*Stated exercise:* Copy every line of the records below where the word "labels" occurs.

*Exercise materials:*
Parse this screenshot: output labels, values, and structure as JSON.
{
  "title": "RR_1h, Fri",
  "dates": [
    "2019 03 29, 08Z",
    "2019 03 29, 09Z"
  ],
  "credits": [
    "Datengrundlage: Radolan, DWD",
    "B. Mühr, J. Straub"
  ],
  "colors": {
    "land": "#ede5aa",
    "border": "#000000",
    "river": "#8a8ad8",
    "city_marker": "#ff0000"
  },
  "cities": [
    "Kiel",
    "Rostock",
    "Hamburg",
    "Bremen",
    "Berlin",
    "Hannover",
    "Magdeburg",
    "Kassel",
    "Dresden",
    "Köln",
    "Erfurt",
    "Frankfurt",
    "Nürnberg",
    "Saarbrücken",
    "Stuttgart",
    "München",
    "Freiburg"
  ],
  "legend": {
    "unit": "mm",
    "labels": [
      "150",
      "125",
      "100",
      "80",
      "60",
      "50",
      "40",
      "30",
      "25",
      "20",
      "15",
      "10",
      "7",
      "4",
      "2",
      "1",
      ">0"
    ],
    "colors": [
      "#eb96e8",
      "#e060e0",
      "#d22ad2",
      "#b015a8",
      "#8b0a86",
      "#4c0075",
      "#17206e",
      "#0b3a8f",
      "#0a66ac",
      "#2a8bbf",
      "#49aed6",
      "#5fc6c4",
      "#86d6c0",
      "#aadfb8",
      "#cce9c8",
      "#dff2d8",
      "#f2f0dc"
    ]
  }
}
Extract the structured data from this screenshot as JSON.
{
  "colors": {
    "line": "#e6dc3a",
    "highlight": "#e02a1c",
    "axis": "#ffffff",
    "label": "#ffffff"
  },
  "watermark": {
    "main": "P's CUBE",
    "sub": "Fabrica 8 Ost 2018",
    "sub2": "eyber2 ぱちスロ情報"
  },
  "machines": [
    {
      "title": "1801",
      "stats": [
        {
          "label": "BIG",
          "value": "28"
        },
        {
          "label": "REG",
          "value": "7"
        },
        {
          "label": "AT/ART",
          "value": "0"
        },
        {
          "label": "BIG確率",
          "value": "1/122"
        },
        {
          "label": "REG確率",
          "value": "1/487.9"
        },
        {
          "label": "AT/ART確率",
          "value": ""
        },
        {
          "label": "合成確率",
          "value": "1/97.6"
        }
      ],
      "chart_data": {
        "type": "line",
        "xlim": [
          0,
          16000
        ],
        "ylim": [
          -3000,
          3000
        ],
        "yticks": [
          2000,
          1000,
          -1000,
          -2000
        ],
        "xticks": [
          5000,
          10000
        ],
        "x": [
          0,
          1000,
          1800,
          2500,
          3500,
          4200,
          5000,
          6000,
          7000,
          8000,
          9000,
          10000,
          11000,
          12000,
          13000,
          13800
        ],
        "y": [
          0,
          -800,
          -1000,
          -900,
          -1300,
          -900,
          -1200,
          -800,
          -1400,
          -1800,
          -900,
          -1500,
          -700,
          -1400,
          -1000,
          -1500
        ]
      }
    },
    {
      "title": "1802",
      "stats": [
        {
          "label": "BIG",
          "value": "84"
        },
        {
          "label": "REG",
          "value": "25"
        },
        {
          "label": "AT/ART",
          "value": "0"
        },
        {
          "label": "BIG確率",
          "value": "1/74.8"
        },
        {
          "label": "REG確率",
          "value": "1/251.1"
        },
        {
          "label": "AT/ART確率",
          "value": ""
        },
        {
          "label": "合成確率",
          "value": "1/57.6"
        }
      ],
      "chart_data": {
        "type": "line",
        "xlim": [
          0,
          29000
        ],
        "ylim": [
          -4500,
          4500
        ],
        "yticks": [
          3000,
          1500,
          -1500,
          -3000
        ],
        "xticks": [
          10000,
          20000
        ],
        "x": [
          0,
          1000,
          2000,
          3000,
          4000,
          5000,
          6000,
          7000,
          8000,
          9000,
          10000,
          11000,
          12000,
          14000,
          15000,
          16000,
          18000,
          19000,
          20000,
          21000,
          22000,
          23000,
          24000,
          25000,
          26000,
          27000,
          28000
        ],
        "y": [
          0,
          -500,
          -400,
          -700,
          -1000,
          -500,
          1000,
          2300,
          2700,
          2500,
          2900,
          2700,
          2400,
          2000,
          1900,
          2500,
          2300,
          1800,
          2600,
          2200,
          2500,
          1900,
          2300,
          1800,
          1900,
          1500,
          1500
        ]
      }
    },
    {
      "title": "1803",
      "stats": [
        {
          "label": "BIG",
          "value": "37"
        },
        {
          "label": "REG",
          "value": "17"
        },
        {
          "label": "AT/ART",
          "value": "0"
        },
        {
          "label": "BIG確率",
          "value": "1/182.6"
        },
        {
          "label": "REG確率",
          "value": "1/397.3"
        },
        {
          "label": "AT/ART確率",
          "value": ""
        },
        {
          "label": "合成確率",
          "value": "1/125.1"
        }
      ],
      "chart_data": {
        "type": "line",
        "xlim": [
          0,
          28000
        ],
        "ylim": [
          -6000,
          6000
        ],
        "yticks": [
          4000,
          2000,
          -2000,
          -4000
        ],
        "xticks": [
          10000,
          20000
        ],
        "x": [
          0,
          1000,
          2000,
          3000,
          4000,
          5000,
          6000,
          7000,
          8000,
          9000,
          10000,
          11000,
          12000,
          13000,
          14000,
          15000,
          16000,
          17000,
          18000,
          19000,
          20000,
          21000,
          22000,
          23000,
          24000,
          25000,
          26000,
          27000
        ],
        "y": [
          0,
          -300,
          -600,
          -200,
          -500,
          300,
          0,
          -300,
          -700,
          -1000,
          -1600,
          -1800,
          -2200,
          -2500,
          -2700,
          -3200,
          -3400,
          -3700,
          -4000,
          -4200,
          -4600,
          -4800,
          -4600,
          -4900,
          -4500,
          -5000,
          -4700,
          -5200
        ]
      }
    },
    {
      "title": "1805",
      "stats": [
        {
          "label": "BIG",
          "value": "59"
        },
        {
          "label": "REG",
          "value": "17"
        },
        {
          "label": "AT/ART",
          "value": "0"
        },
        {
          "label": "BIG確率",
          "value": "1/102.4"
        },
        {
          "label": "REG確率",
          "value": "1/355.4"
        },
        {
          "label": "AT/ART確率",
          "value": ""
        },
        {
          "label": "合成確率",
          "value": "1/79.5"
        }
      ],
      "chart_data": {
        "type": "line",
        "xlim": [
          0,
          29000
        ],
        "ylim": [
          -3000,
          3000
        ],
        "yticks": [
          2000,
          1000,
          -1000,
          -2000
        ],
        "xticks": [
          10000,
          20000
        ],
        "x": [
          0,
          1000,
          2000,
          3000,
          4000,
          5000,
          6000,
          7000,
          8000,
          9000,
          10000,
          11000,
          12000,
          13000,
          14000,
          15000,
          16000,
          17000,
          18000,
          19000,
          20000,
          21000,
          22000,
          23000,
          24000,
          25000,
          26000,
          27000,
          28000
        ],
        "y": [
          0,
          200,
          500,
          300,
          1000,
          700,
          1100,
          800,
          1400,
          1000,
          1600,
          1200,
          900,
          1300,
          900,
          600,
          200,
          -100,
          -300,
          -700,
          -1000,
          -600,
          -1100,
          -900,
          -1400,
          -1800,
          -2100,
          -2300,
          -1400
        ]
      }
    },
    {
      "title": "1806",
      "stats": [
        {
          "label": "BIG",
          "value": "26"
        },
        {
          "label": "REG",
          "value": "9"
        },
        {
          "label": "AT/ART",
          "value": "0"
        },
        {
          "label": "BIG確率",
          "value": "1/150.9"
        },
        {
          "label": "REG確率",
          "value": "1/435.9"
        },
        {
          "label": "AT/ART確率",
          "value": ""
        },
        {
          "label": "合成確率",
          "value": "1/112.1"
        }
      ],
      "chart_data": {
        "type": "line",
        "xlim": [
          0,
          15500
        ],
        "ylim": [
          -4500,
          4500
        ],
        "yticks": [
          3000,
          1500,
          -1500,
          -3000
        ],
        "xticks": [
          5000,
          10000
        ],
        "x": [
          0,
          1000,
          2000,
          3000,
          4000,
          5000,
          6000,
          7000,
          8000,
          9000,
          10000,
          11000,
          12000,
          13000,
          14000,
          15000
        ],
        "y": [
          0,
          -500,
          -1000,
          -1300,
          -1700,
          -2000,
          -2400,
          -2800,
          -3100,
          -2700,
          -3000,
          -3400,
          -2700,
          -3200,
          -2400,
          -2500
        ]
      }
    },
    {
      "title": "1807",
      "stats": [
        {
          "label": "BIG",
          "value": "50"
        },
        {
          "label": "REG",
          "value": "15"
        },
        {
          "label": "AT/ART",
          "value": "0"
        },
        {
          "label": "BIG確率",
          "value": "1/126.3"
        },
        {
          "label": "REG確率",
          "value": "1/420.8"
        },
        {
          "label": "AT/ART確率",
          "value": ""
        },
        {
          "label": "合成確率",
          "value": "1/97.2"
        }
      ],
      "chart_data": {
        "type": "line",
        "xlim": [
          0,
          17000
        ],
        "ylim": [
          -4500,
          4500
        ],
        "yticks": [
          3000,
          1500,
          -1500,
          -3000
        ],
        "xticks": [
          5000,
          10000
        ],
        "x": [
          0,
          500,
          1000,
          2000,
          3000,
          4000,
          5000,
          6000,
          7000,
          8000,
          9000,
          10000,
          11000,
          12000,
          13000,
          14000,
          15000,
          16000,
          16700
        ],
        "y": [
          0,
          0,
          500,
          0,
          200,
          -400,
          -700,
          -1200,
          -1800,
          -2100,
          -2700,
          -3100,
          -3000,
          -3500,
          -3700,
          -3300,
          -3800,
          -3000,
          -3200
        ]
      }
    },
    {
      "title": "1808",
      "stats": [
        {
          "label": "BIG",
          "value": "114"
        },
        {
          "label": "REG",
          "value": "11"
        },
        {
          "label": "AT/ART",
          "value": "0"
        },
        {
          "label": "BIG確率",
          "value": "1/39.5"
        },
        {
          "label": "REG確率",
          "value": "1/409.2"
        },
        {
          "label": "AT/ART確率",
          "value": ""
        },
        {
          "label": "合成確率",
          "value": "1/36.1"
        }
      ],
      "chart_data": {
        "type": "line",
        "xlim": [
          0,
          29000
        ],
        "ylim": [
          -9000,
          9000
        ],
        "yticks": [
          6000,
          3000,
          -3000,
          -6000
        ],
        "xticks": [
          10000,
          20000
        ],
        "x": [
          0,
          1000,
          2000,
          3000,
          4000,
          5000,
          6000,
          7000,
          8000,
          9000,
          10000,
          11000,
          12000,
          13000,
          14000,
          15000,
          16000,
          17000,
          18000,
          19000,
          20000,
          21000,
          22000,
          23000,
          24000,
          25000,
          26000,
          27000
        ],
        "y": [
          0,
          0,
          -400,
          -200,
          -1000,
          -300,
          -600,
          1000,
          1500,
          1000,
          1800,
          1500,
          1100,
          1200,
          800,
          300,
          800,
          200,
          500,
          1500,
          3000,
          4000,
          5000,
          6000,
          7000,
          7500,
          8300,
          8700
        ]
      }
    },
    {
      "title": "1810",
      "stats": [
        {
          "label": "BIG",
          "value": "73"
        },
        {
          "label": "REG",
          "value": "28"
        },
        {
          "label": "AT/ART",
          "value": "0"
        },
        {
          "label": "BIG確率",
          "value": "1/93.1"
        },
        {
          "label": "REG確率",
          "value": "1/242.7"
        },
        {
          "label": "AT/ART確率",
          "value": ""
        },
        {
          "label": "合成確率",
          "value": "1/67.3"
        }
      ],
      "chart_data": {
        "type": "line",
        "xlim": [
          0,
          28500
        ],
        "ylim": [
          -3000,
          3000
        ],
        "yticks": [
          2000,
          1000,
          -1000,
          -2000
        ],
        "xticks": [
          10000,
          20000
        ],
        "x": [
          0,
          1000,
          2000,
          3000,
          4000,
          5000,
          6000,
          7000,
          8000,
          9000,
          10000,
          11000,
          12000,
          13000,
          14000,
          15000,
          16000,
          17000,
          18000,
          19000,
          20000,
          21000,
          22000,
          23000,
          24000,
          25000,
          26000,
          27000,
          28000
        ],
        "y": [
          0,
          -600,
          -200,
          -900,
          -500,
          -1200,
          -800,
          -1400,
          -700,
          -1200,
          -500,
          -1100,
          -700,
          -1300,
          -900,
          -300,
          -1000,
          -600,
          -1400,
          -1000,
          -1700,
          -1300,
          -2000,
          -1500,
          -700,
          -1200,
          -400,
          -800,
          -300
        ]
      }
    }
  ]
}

*Result of the exercise:*
Parse this screenshot: output labels, values, and structure as JSON.
    "labels": [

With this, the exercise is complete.